## Entries
--- begin ---

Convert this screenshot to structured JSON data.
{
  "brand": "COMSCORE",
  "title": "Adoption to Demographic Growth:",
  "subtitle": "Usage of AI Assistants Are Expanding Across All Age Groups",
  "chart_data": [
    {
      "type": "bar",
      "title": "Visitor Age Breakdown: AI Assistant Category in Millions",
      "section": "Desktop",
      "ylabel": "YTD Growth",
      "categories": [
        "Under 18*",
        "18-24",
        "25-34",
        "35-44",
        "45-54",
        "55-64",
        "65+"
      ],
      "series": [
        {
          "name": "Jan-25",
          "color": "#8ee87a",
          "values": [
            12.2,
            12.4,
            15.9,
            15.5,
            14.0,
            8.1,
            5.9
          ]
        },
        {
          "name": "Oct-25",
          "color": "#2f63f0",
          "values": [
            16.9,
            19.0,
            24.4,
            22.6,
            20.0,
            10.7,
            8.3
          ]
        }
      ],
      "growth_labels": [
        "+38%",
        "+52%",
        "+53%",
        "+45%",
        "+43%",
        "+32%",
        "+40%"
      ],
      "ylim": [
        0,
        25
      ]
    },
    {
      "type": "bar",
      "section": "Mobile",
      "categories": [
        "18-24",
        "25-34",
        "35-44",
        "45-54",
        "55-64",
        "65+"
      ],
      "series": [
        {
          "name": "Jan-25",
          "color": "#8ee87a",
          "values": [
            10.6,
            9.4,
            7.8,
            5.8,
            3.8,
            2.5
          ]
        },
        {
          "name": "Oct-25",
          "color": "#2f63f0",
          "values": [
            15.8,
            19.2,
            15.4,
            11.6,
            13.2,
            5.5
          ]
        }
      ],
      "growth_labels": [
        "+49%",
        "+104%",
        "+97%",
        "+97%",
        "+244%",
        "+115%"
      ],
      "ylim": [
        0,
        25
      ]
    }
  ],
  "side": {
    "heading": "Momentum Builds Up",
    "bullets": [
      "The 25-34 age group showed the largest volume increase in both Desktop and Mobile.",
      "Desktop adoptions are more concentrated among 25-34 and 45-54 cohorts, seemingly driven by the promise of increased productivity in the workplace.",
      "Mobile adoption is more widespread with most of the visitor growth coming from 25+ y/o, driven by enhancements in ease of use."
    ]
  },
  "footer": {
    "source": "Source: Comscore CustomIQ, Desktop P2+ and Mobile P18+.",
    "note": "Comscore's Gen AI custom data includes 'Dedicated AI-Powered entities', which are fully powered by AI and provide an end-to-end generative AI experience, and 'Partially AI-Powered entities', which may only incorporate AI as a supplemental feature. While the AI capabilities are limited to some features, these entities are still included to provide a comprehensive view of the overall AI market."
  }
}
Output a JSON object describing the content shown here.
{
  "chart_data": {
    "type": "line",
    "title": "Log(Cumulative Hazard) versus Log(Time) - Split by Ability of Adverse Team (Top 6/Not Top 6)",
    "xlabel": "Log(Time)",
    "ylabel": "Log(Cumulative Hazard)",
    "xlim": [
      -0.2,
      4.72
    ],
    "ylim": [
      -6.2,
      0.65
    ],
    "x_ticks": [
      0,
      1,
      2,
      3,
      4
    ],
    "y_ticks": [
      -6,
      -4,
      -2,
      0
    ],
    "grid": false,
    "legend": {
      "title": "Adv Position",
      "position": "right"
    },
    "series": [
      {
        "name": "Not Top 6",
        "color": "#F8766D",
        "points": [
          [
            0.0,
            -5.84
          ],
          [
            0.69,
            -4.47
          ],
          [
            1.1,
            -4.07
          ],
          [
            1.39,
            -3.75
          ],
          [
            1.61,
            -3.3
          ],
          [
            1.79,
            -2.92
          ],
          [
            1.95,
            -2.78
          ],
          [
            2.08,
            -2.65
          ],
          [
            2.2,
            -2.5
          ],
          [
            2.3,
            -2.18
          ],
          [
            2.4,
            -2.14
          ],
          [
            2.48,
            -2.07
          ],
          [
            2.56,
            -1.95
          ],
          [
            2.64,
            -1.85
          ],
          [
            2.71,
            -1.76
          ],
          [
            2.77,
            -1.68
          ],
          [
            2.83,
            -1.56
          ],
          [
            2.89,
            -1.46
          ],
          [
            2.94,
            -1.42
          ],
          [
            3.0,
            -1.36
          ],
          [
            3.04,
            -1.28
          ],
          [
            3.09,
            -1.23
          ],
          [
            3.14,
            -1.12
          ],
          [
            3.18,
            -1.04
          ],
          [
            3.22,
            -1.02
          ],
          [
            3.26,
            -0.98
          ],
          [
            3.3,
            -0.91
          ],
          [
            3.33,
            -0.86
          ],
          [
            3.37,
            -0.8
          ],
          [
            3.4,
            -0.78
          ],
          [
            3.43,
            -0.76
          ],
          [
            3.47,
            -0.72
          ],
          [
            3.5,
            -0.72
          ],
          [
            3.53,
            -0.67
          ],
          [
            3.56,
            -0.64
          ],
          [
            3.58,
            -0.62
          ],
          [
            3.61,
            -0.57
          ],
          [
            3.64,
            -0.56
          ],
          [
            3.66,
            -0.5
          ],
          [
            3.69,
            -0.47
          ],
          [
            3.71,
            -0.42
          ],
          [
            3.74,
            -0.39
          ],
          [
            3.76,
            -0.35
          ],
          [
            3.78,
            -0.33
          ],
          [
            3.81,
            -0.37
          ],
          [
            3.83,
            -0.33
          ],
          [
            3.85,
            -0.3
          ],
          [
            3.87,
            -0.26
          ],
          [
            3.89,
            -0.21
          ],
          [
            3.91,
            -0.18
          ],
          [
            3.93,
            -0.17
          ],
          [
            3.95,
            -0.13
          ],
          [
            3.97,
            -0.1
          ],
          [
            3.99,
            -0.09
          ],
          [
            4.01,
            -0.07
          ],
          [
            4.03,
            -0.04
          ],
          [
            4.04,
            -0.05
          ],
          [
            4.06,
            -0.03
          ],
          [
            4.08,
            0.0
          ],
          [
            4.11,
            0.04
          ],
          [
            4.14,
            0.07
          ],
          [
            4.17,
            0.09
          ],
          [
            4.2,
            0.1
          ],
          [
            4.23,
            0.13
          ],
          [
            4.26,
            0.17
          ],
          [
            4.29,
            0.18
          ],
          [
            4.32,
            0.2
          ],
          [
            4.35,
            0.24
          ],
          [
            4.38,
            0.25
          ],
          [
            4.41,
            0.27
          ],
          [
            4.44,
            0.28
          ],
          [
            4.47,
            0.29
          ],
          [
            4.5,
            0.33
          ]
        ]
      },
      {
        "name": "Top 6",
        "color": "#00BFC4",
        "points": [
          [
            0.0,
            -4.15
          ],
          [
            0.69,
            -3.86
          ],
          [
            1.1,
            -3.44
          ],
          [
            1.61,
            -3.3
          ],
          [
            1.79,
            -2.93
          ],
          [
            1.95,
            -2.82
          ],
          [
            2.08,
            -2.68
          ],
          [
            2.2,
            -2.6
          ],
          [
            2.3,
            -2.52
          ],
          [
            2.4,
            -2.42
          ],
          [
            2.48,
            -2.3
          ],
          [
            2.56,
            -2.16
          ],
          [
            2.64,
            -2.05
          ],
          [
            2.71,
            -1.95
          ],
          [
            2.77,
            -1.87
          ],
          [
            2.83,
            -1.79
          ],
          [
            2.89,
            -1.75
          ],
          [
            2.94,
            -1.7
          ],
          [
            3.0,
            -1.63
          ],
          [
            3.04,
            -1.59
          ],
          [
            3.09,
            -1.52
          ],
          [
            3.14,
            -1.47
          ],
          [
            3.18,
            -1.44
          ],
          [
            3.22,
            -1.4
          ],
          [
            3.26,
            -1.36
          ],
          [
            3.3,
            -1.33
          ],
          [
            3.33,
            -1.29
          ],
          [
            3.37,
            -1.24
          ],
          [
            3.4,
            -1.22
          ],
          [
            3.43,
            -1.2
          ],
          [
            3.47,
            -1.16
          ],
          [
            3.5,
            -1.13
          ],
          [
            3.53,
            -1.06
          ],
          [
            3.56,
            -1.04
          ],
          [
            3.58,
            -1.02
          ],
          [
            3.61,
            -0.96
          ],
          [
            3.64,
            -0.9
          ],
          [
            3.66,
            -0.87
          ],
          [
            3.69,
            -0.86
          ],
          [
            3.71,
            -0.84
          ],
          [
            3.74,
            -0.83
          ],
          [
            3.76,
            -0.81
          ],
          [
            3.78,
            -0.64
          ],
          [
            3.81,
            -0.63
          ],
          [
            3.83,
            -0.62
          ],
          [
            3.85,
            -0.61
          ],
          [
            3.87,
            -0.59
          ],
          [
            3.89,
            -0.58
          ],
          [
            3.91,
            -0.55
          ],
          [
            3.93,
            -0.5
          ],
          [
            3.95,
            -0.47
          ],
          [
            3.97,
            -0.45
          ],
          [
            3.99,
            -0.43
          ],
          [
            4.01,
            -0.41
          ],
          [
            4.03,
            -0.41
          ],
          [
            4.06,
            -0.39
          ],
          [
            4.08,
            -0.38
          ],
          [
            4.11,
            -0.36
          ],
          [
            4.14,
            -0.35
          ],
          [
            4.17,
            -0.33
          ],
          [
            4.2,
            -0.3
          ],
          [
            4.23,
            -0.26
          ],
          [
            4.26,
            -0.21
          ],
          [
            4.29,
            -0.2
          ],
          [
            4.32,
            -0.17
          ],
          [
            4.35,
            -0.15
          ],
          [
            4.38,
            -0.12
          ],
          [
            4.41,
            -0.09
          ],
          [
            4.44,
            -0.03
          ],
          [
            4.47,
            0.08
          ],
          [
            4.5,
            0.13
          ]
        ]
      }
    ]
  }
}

--- end ---

## Task brief
Extract from the material all lines containing the string "Hazard".

## Answer to this task
    "title": "Log(Cumulative Hazard) versus Log(Time) - Split by Ability of Adverse Team (Top 6/Not Top 6)",
    "ylabel": "Log(Cumulative Hazard)",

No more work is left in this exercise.